United States TV coverage
- Network: Fox
- Announcers: Dick Stockton, Charles Davis, Chris Myers and Laura Okmin
- Nielsen ratings: 6.8

= 2010 Orange Bowl =

The 2010 FedEx Orange Bowl game featured the Georgia Tech Yellow Jackets and the Iowa Hawkeyes on Tuesday, January 5, 2010, at Land Shark Stadium in Miami Gardens, Florida. Iowa won the game 24–14, securing the Hawkeyes' first major bowl win since the 1959 Rose Bowl.

Georgia Tech was selected to participate in the Orange Bowl after an 11–2 season that culminated in a 39–34 victory in the 2009 ACC Championship Game. Iowa was selected as the other half of the matchup after a 10–2 season that ended with a 12–0 win against Minnesota. In the weeks between the teams' selection and the playing of the game, media attention focused on Georgia Tech's proficient offense and Iowa's highly rated defense.

The game was part of the 2009–10 Bowl Championship Series (BCS) of the 2009 NCAA Division I FBS football season and the last game of the season for both teams. It was the coldest Orange Bowl in Miami's history with a kick-off temperature of 49 degrees.

The game was televised in the United States on FOX, and marked the end of the broadcast agreement between the BCS and FOX, as ESPN took over all BCS broadcast rights in 2011. This was Iowa's second Orange Bowl appearance (first appearance in 2003 Orange Bowl), and Georgia Tech's sixth appearance, but first since 1967. It was the first time that the two teams had played against each other.

Supplied data -
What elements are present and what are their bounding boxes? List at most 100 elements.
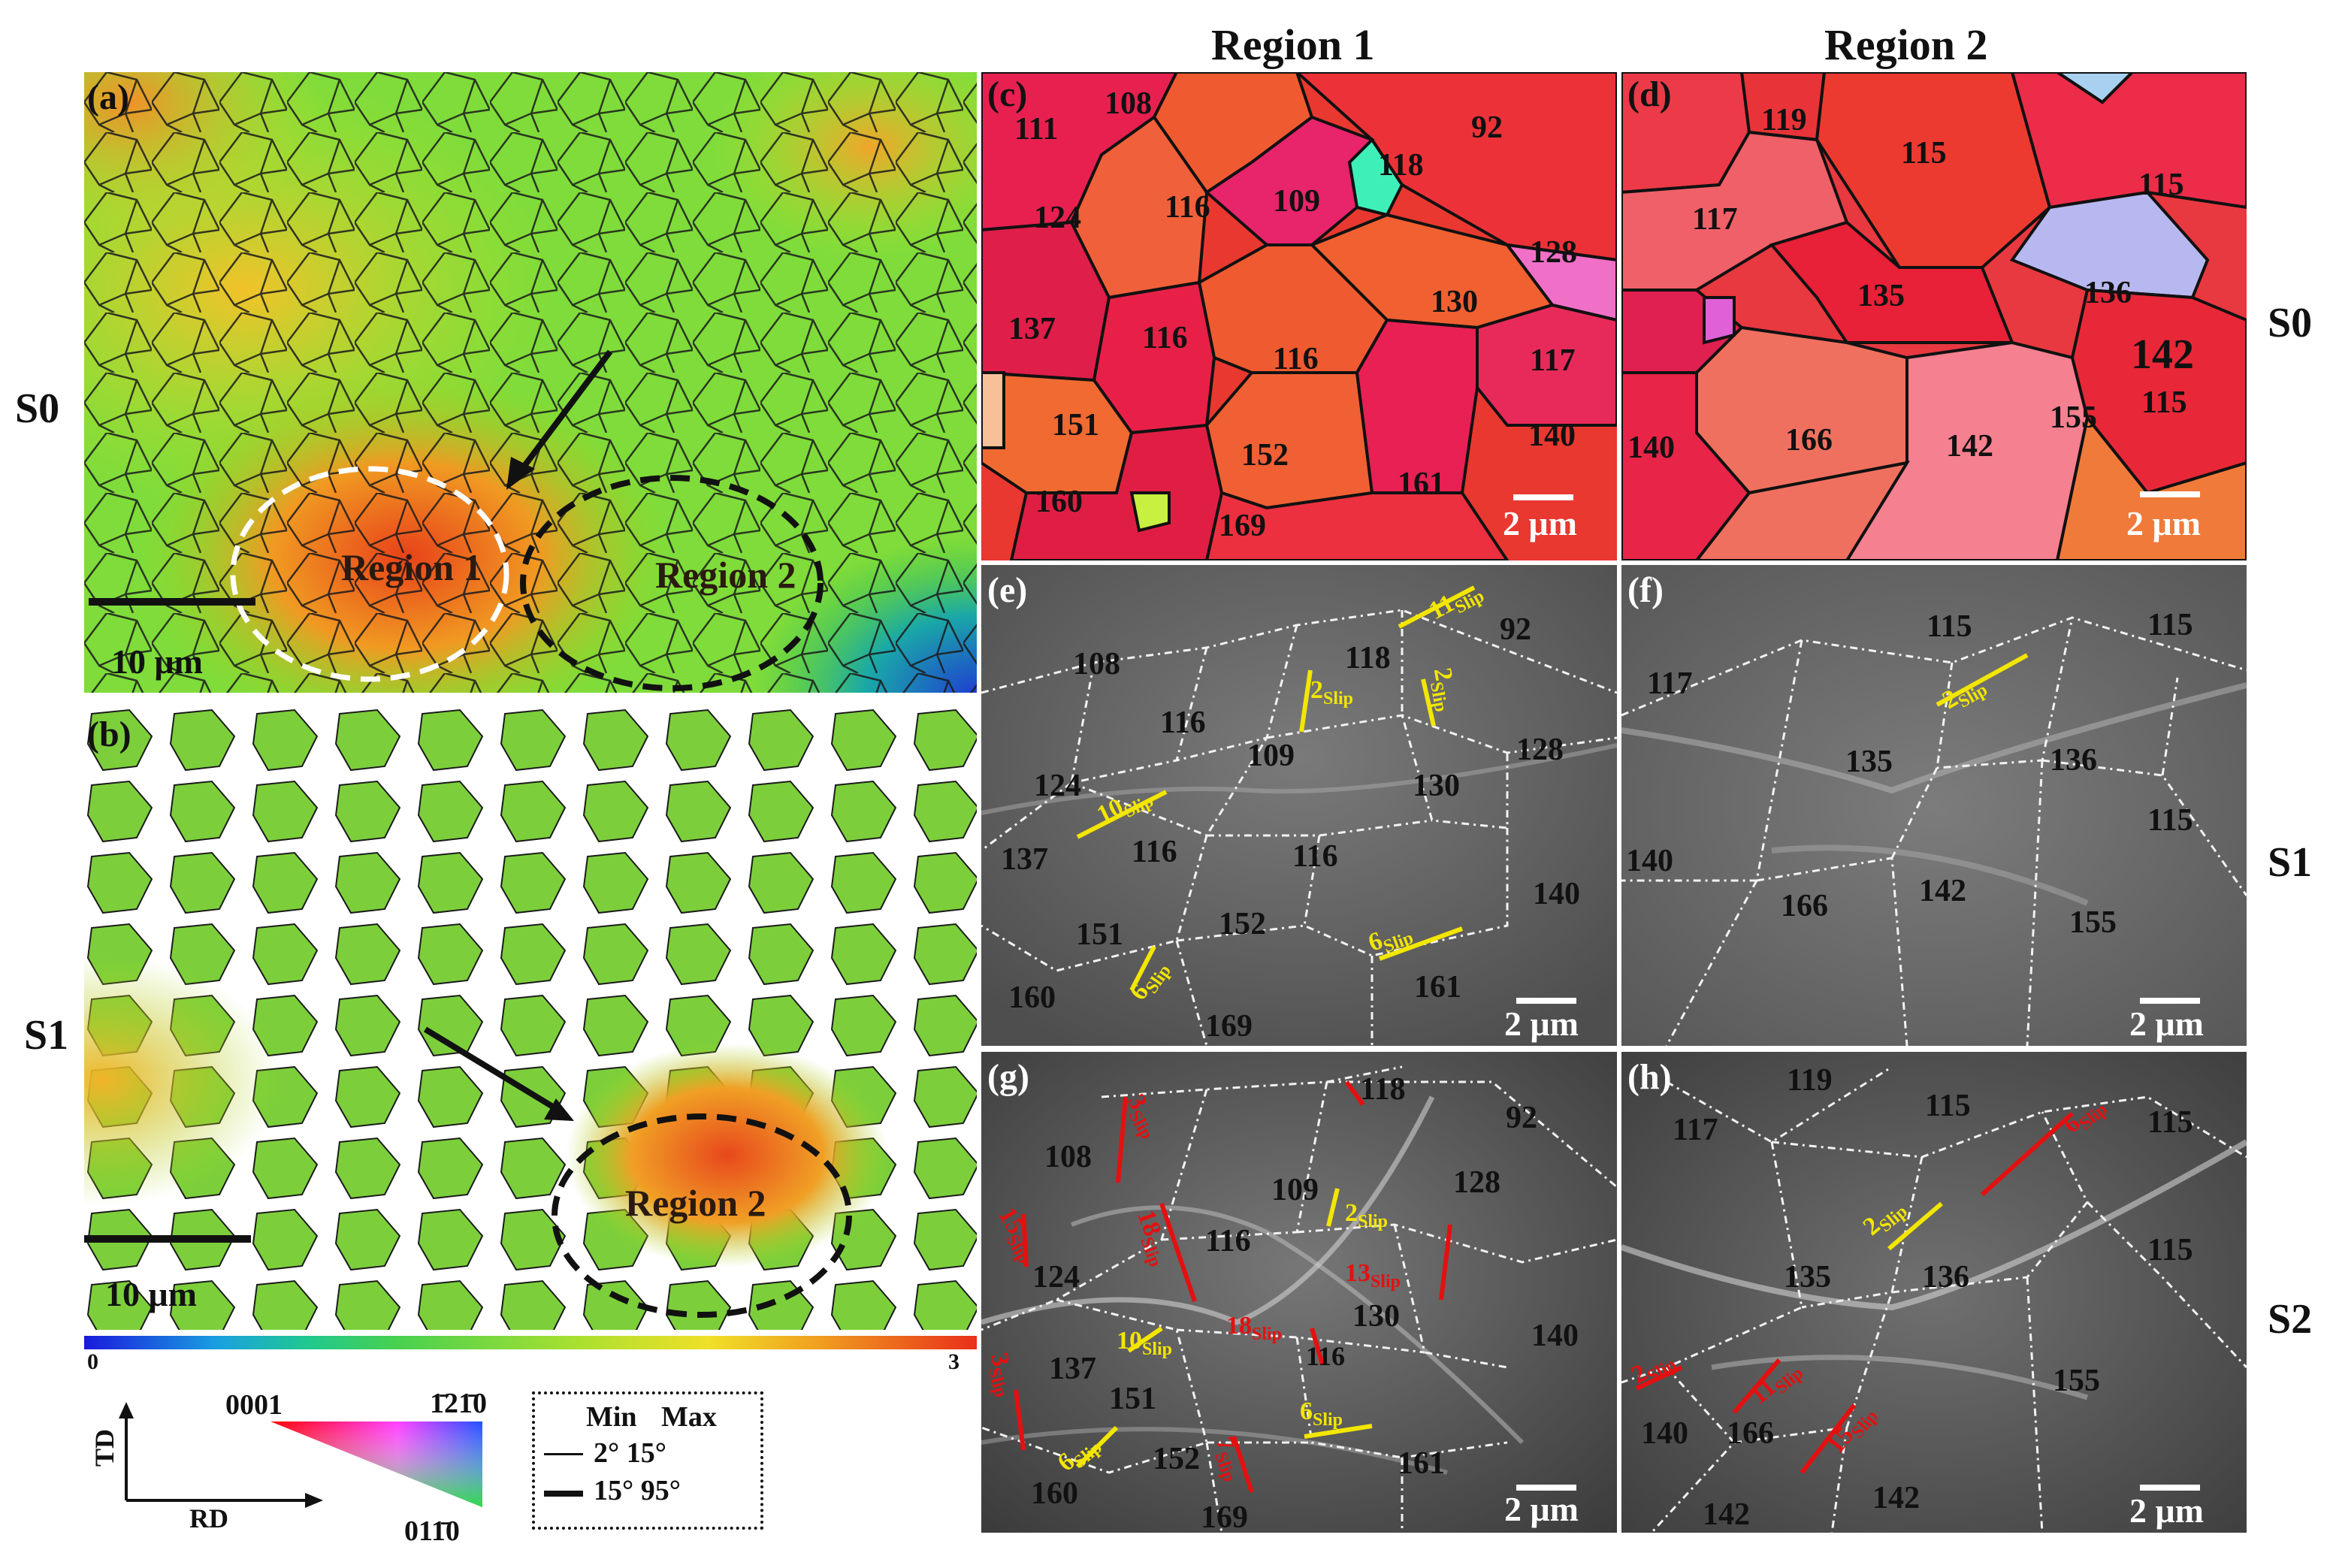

Exercises -
1. In the 2010 Orange Bowl text, restate the part that opens with the words containing "Georgia Tech was" and closes with "highly rated defense.", substituting "the Yellow Jackets" for "Georgia Tech".
2. According to the 2010 Orange Bowl text, what was the temperature at kick-off?

Worked solutions -
1.
the Yellow Jackets was selected to participate in the Orange Bowl after an 11–2 season that culminated in a 39–34 victory in the 2009 ACC Championship Game. Iowa was selected as the other half of the matchup after a 10–2 season that ended with a 12–0 win against Minnesota. In the weeks between the teams' selection and the playing of the game, media attention focused on the Yellow Jackets's proficient offense and Iowa's highly rated defense.

2. 49 degrees